__Listed entries__:
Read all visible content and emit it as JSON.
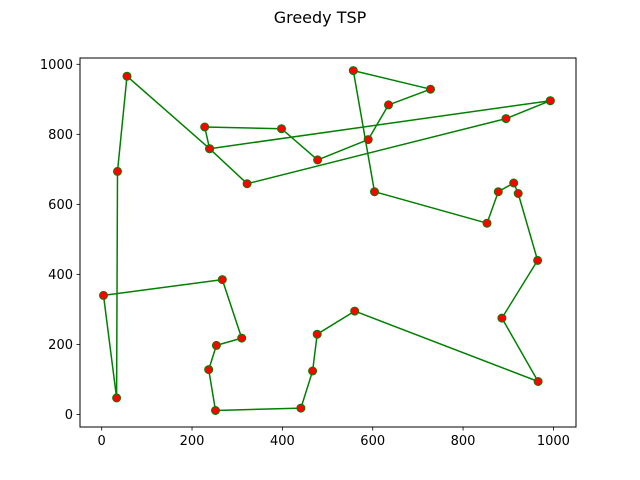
{
  "chart_data": {
    "type": "scatter",
    "title": "Greedy TSP",
    "xlabel": "",
    "ylabel": "",
    "xlim": [
      -48,
      1050
    ],
    "ylim": [
      -36,
      1018
    ],
    "xticks": [
      0,
      200,
      400,
      600,
      800,
      1000
    ],
    "yticks": [
      0,
      200,
      400,
      600,
      800,
      1000
    ],
    "grid": false,
    "colors": {
      "path": "#008000",
      "point_face": "#ff0000",
      "point_edge": "#008000",
      "axes": "#000000"
    },
    "series": [
      {
        "values": [
          [
            993,
            896
          ],
          [
            895,
            845
          ],
          [
            322,
            659
          ],
          [
            239,
            759
          ],
          [
            228,
            821
          ],
          [
            398,
            816
          ],
          [
            478,
            727
          ],
          [
            590,
            785
          ],
          [
            635,
            884
          ],
          [
            728,
            929
          ],
          [
            557,
            982
          ],
          [
            604,
            636
          ],
          [
            853,
            546
          ],
          [
            878,
            636
          ],
          [
            912,
            661
          ],
          [
            922,
            631
          ],
          [
            965,
            440
          ],
          [
            886,
            275
          ],
          [
            966,
            94
          ],
          [
            560,
            295
          ],
          [
            477,
            229
          ],
          [
            467,
            124
          ],
          [
            441,
            18
          ],
          [
            252,
            11
          ],
          [
            237,
            128
          ],
          [
            254,
            197
          ],
          [
            310,
            218
          ],
          [
            267,
            385
          ],
          [
            4,
            340
          ],
          [
            33,
            47
          ],
          [
            35,
            694
          ],
          [
            56,
            966
          ],
          [
            239,
            759
          ],
          [
            993,
            896
          ]
        ]
      }
    ]
  }
}
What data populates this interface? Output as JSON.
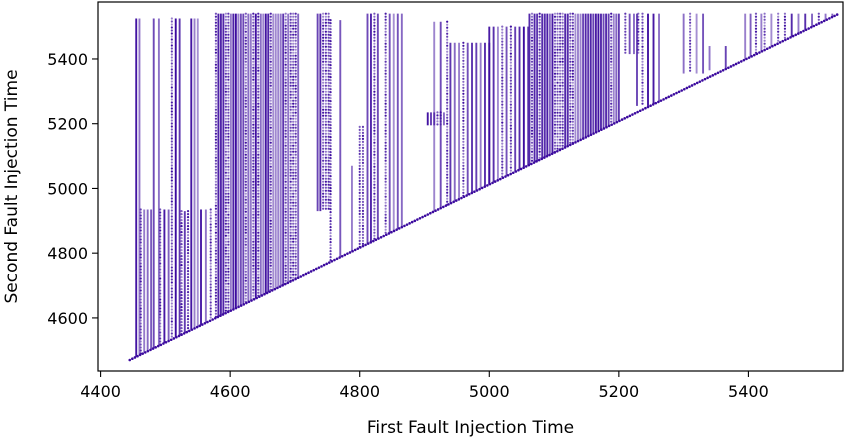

__Task statement__: Your task is to gather all lines from the entries above that hold the word "JSON".

__Completed exercise__:
Read all visible content and emit it as JSON.
What data populates this interface? Output as JSON.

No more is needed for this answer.